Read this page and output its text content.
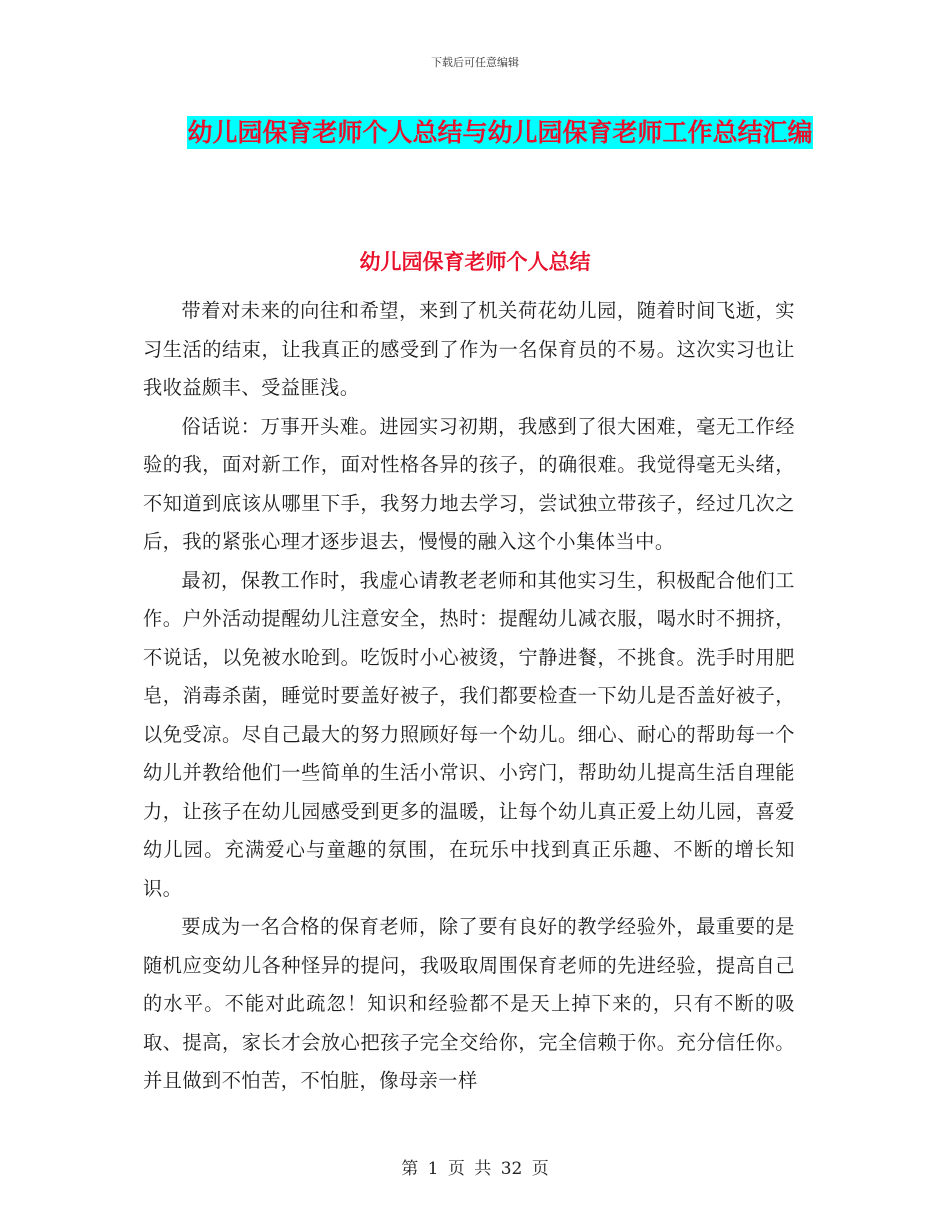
下载后可任意编辑
幼儿园保育老师个人总结与幼儿园保育老师工作总结汇编
幼儿园保育老师个人总结

带着对未来的向往和希望，来到了机关荷花幼儿园，随着时间飞逝，实习生活的结束，让我真正的感受到了作为一名保育员的不易。这次实习也让我收益颇丰、受益匪浅。

俗话说：万事开头难。进园实习初期，我感到了很大困难，毫无工作经验的我，面对新工作，面对性格各异的孩子，的确很难。我觉得毫无头绪，不知道到底该从哪里下手，我努力地去学习，尝试独立带孩子，经过几次之后，我的紧张心理才逐步退去，慢慢的融入这个小集体当中。

最初，保教工作时，我虚心请教老老师和其他实习生，积极配合他们工作。户外活动提醒幼儿注意安全，热时：提醒幼儿减衣服，喝水时不拥挤，不说话，以免被水呛到。吃饭时小心被烫，宁静进餐，不挑食。洗手时用肥皂，消毒杀菌，睡觉时要盖好被子，我们都要检查一下幼儿是否盖好被子，以免受凉。尽自己最大的努力照顾好每一个幼儿。细心、耐心的帮助每一个幼儿并教给他们一些简单的生活小常识、小窍门，帮助幼儿提高生活自理能力，让孩子在幼儿园感受到更多的温暖，让每个幼儿真正爱上幼儿园，喜爱幼儿园。充满爱心与童趣的氛围，在玩乐中找到真正乐趣、不断的增长知识。

要成为一名合格的保育老师，除了要有良好的教学经验外，最重要的是随机应变幼儿各种怪异的提问，我吸取周围保育老师的先进经验，提高自己的水平。不能对此疏忽！知识和经验都不是天上掉下来的，只有不断的吸取、提高，家长才会放心把孩子完全交给你，完全信赖于你。充分信任你。并且做到不怕苦，不怕脏，像母亲一样

第 1 页 共 32 页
====================
● Stated task: The records above must be printed exactly; the pictures stay out.

● Exercise output:
Read this page and output its text content.
下载后可任意编辑
幼儿园保育老师个人总结与幼儿园保育老师工作总结汇编
幼儿园保育老师个人总结

带着对未来的向往和希望，来到了机关荷花幼儿园，随着时间飞逝，实习生活的结束，让我真正的感受到了作为一名保育员的不易。这次实习也让我收益颇丰、受益匪浅。

俗话说：万事开头难。进园实习初期，我感到了很大困难，毫无工作经验的我，面对新工作，面对性格各异的孩子，的确很难。我觉得毫无头绪，不知道到底该从哪里下手，我努力地去学习，尝试独立带孩子，经过几次之后，我的紧张心理才逐步退去，慢慢的融入这个小集体当中。

最初，保教工作时，我虚心请教老老师和其他实习生，积极配合他们工作。户外活动提醒幼儿注意安全，热时：提醒幼儿减衣服，喝水时不拥挤，不说话，以免被水呛到。吃饭时小心被烫，宁静进餐，不挑食。洗手时用肥皂，消毒杀菌，睡觉时要盖好被子，我们都要检查一下幼儿是否盖好被子，以免受凉。尽自己最大的努力照顾好每一个幼儿。细心、耐心的帮助每一个幼儿并教给他们一些简单的生活小常识、小窍门，帮助幼儿提高生活自理能力，让孩子在幼儿园感受到更多的温暖，让每个幼儿真正爱上幼儿园，喜爱幼儿园。充满爱心与童趣的氛围，在玩乐中找到真正乐趣、不断的增长知识。

要成为一名合格的保育老师，除了要有良好的教学经验外，最重要的是随机应变幼儿各种怪异的提问，我吸取周围保育老师的先进经验，提高自己的水平。不能对此疏忽！知识和经验都不是天上掉下来的，只有不断的吸取、提高，家长才会放心把孩子完全交给你，完全信赖于你。充分信任你。并且做到不怕苦，不怕脏，像母亲一样

第 1 页 共 32 页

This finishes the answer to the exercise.